* **WORK INSTRUCTIONS**
Copy out all lines that hold "kompakt".

------

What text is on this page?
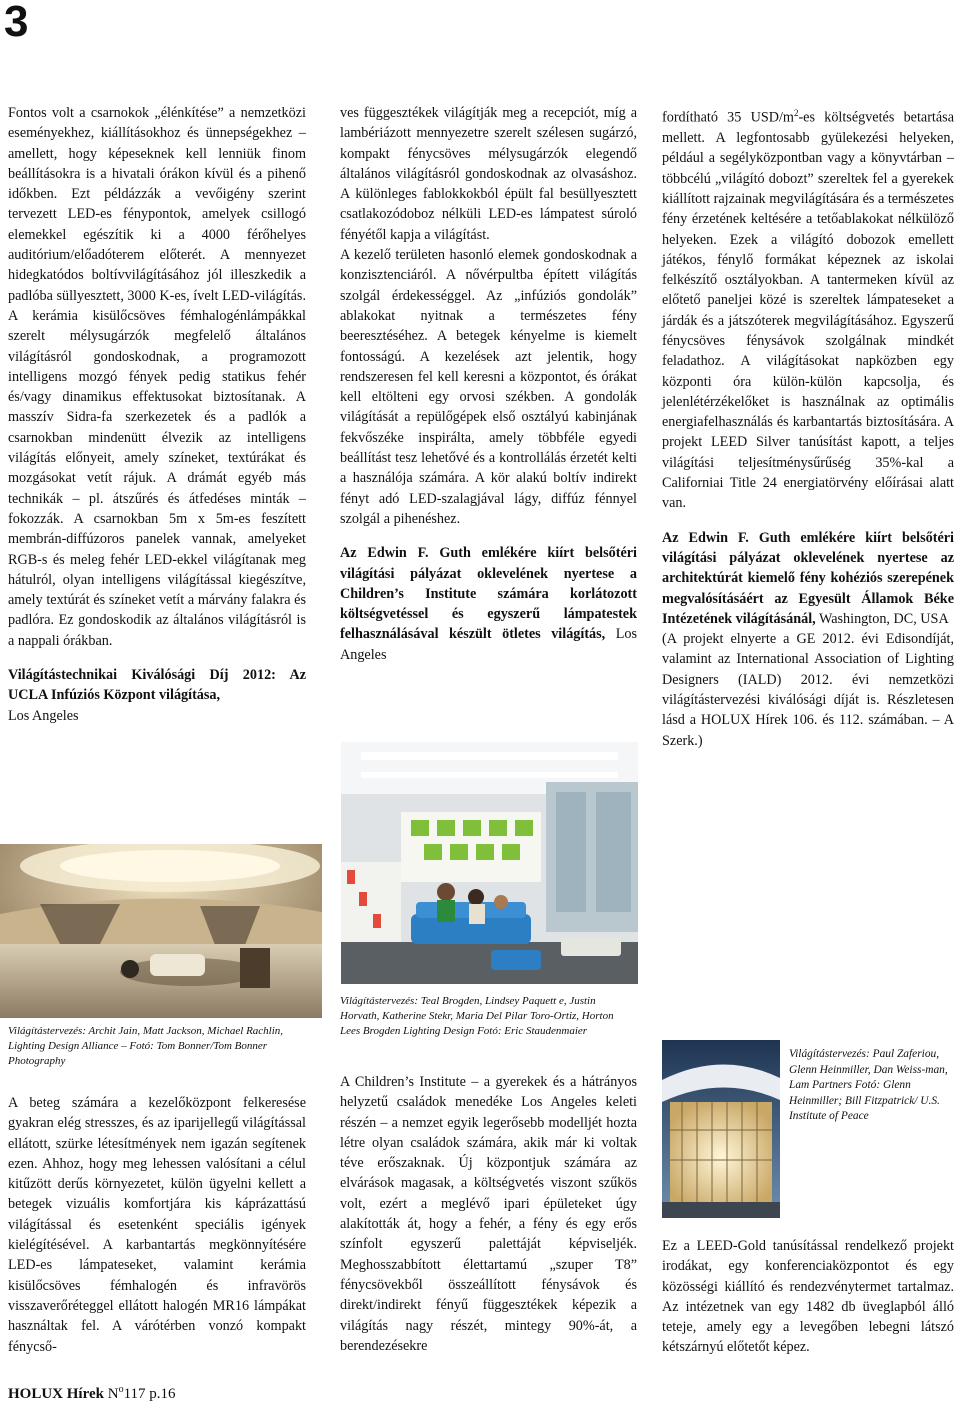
3

Fontos volt a csarnokok „élénkítése” a nemzetközi eseményekhez, kiállításokhoz és ünnepségekhez – amellett, hogy képeseknek kell lenniük finom beállításokra is a hivatali órákon kívül és a pihenő időkben. Ezt példázzák a vevőigény szerint tervezett LED-es fénypontok, amelyek csillogó elemekkel egészítik ki a 4000 férőhelyes auditórium/előadóterem előterét. A mennyezet hidegkatódos boltívvilágításához jól illeszkedik a padlóba süllyesztett, 3000 K-es, ívelt LED-világítás. A kerámia kisülőcsöves fémhalogénlámpákkal szerelt mélysugárzók megfelelő általános világításról gondoskodnak, a programozott intelligens mozgó fények pedig statikus fehér és/vagy dinamikus effektusokat biztosítanak. A masszív Sidra-fa szerkezetek és a padlók a csarnokban mindenütt élvezik az intelligens világítás előnyeit, amely színeket, textúrákat és mozgásokat vetít rájuk. A drámát egyéb más technikák – pl. átszűrés és átfedéses minták – fokozzák. A csarnokban 5m x 5m-es feszített membrán-diffúzoros panelek vannak, amelyeket RGB-s és meleg fehér LED-ekkel világítanak meg hátulról, olyan intelligens világítással kiegészítve, amely textúrát és színeket vetít a márvány falakra és padlóra. Ez gondoskodik az általános világításról is a nappali órákban.

Világítástechnikai Kiválósági Díj 2012: Az UCLA Infúziós Központ világítása,
Los Angeles

Világítástervezés: Archit Jain, Matt Jackson, Michael Rachlin, Lighting Design Alliance – Fotó: Tom Bonner/Tom Bonner Photography

A beteg számára a kezelőközpont felkeresése gyakran elég stresszes, és az iparijellegű világítással ellátott, szürke létesítmények nem igazán segítenek ezen. Ahhoz, hogy meg lehessen valósítani a célul kitűzött derűs környezetet, külön ügyelni kellett a betegek vizuális komfortjára kis káprázattású világítással és esetenként speciális igények kielégítésével. A karbantartás megkönnyítésére LED-es lámpateseket, valamint kerámia kisülőcsöves fémhalogén és infravörös visszaverőréteggel ellátott halogén MR16 lámpákat használtak fel. A várótérben vonzó kompakt fénycső-

ves függesztékek világítják meg a recepciót, míg a lambériázott mennyezetre szerelt szélesen sugárzó, kompakt fénycsöves mélysugárzók elegendő általános világításról gondoskodnak az olvasáshoz. A különleges fablokkokból épült fal besüllyesztett csatlakozódoboz nélküli LED-es lámpatest súroló fényétől kapja a világítást.

A kezelő területen hasonló elemek gondoskodnak a konzisztenciáról. A nővérpultba épített világítás szolgál érdekességgel. Az „infúziós gondolák” ablakokat nyitnak a természetes fény beeresztéséhez. A betegek kényelme is kiemelt fontosságú. A kezelések azt jelentik, hogy rendszeresen fel kell keresni a központot, és órákat kell eltölteni egy orvosi székben. A gondolák világítását a repülőgépek első osztályú kabinjának fekvőszéke inspirálta, amely többféle egyedi beállítást tesz lehetővé és a kontrollálás érzetét kelti a használója számára. A kör alakú boltív indirekt fényt adó LED-szalagjával lágy, diffúz fénnyel szolgál a pihenéshez.

Az Edwin F. Guth emlékére kiírt belsőtéri világítási pályázat oklevelének nyertese a Children’s Institute számára korlátozott költségvetéssel és egyszerű lámpatestek felhasználásával készült ötletes világítás, Los Angeles

Világítástervezés: Teal Brogden, Lindsey Paquett e, Justin Horvath, Katherine Stekr, Maria Del Pilar Toro-Ortiz, Horton Lees Brogden Lighting Design Fotó: Eric Staudenmaier

A Children’s Institute – a gyerekek és a hátrányos helyzetű családok menedéke Los Angeles keleti részén – a nemzet egyik legerősebb modelljét hozta létre olyan családok számára, akik már ki voltak téve erőszaknak. Új központjuk számára az elvárások magasak, a költségvetés viszont szűkös volt, ezért a meglévő ipari épületeket úgy alakították át, hogy a fehér, a fény és egy erős színfolt egyszerű palettáját képviseljék. Meghosszabbított élettartamú „szuper T8” fénycsövekből összeállított fénysávok és direkt/indirekt fényű függesztékek képezik a világítás nagy részét, mintegy 90%-át, a berendezésekre

fordítható 35 USD/$m^2-es$ költségvetés betartása mellett. A legfontosabb gyülekezési helyeken, például a segélyközpontban vagy a könyvtárban – többcélú „világító dobozt” szereltek fel a gyerekek kiállított rajzainak megvilágítására és a természetes fény érzetének keltésére a tetőablakokat nélkülöző helyeken. Ezek a világító dobozok emellett játékos, fénylő formákat képeznek az iskolai felkészítő osztályokban. A tantermeken kívül az előtető paneljei közé is szereltek lámpateseket a járdák és a játszóterek megvilágításához. Egyszerű fénycsöves fénysávok szolgálnak mindkét feladathoz. A világításokat napközben egy központi óra külön-külön kapcsolja, és jelenlétérzékelőket is használnak az optimális energiafelhasználás és karbantartás biztosítására. A projekt LEED Silver tanúsítást kapott, a teljes világítási teljesítménysűrűség 35%-kal a Californiai Title 24 energiatörvény előírásai alatt van.

Az Edwin F. Guth emlékére kiírt belsőtéri világítási pályázat oklevelének nyertese az architektúrát kiemelő fény kohéziós szerepének megvalósításáért az Egyesült Államok Béke Intézetének világításánál, Washington, DC, USA

(A projekt elnyerte a GE 2012. évi Edisondíját, valamint az International Association of Lighting Designers (IALD) 2012. évi nemzetközi világítástervezési kiválósági díját is. Részletesen lásd a HOLUX Hírek 106. és 112. számában. – A Szerk.)

Világítástervezés: Paul Zaferiou, Glenn Heinmiller, Dan Weiss-man, Lam Partners Fotó: Glenn Heinmiller; Bill Fitzpatrick/ U.S. Institute of Peace

Ez a LEED-Gold tanúsítással rendelkező projekt irodákat, egy konferenciaközpontot és egy közösségi kiállító és rendezvénytermet tartalmaz. Az intézetnek van egy 1482 db üveglapból álló teteje, amely egy a levegőben lebegni látszó kétszárnyú előtetőt képez.

HOLUX Hírek $N^o117$ p.16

------

* **SOLVED EXERCISE**
A beteg számára a kezelőközpont felkeresése gyakran elég stresszes, és az iparijellegű világítással ellátott, szürke létesítmények nem igazán segítenek ezen. Ahhoz, hogy meg lehessen valósítani a célul kitűzött derűs környezetet, külön ügyelni kellett a betegek vizuális komfortjára kis káprázattású világítással és esetenként speciális igények kielégítésével. A karbantartás megkönnyítésére LED-es lámpateseket, valamint kerámia kisülőcsöves fémhalogén és infravörös visszaverőréteggel ellátott halogén MR16 lámpákat használtak fel. A várótérben vonzó kompakt fénycső-
ves függesztékek világítják meg a recepciót, míg a lambériázott mennyezetre szerelt szélesen sugárzó, kompakt fénycsöves mélysugárzók elegendő általános világításról gondoskodnak az olvasáshoz. A különleges fablokkokból épült fal besüllyesztett csatlakozódoboz nélküli LED-es lámpatest súroló fényétől kapja a világítást.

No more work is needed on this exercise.